* start Entries shown *

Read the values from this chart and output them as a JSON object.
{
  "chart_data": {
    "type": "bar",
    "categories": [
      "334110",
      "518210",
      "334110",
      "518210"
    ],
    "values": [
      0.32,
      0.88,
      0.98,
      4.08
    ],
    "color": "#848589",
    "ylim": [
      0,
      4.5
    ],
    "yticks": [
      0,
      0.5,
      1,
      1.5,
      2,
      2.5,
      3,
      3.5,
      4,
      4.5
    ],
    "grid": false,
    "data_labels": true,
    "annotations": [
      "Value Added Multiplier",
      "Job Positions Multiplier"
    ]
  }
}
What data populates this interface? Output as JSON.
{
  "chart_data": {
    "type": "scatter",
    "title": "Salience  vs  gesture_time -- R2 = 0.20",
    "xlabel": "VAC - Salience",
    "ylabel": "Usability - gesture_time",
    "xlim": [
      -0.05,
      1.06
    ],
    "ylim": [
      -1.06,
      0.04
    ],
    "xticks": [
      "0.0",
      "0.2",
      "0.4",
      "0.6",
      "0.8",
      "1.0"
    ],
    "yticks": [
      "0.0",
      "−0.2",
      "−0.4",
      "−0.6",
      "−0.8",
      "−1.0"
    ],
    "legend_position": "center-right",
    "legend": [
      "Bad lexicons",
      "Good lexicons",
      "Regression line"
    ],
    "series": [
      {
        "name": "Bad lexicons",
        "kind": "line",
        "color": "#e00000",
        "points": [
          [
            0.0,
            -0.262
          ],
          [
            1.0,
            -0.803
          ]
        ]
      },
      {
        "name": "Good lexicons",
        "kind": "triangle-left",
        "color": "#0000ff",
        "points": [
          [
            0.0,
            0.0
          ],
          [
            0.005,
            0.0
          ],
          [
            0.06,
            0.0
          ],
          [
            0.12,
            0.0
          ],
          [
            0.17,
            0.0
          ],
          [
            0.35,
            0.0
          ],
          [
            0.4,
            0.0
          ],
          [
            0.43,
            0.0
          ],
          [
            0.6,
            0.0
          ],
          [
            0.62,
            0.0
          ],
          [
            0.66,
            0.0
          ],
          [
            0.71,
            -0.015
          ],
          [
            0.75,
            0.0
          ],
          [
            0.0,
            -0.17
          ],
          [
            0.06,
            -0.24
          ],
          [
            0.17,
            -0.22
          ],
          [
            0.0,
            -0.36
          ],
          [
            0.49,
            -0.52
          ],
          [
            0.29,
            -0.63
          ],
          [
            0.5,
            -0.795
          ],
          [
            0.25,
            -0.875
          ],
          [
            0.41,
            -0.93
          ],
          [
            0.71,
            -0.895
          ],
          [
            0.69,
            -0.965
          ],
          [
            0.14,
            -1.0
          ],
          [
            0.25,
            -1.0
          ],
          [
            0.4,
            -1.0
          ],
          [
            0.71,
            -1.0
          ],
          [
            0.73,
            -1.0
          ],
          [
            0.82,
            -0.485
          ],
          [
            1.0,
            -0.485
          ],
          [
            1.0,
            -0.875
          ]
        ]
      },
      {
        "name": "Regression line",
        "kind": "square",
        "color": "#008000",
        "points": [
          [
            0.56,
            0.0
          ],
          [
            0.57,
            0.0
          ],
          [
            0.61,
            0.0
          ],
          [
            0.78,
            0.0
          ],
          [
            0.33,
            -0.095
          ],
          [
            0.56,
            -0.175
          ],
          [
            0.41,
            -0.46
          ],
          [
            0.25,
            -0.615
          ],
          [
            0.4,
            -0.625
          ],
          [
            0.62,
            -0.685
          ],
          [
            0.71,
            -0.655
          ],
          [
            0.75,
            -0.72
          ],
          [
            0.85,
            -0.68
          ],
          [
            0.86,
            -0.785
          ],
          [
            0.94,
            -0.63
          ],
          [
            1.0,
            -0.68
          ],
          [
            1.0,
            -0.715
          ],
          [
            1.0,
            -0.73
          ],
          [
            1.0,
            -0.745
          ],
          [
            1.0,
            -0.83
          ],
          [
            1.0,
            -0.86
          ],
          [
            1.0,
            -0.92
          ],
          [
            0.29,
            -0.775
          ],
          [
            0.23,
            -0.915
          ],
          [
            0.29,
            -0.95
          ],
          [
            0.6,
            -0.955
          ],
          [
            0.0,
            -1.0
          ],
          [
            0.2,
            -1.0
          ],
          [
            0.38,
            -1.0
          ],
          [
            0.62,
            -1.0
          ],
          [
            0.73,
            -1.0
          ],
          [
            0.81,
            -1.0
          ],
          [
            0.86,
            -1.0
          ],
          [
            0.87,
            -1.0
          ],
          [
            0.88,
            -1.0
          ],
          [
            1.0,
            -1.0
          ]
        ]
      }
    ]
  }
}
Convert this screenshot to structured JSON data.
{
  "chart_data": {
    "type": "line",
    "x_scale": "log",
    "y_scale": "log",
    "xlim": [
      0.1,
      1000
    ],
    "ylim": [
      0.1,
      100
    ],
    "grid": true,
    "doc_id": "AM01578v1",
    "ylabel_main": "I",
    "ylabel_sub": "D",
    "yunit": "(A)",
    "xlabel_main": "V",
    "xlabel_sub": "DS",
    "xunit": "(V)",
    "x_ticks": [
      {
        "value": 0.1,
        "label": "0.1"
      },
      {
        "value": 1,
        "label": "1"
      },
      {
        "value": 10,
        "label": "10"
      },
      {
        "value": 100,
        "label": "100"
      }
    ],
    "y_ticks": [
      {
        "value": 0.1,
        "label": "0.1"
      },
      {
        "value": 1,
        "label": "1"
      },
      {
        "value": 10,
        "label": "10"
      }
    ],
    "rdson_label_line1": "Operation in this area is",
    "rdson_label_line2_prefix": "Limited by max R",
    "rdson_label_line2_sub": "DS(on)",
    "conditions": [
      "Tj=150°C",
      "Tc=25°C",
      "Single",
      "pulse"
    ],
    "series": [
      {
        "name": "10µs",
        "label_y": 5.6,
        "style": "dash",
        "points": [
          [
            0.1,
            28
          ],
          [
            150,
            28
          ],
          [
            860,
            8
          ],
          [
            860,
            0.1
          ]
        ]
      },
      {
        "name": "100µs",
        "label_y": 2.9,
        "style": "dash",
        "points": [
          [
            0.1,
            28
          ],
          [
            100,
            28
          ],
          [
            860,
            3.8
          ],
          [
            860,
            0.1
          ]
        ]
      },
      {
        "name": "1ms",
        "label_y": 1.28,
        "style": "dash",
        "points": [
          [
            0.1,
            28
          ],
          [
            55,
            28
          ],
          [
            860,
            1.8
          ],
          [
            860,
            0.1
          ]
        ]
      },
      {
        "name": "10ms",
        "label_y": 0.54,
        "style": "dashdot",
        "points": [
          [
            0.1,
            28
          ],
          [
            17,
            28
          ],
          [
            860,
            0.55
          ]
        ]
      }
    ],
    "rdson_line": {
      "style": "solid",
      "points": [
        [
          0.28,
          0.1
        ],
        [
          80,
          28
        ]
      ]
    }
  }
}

* end Entries shown *

### The exercise
Search the lines above for the string "this" and copy each line that has it.

### Full response
Read the values from this chart and output them as a JSON object.
What data populates this interface? Output as JSON.
Convert this screenshot to structured JSON data.
    "rdson_label_line1": "Operation in this area is",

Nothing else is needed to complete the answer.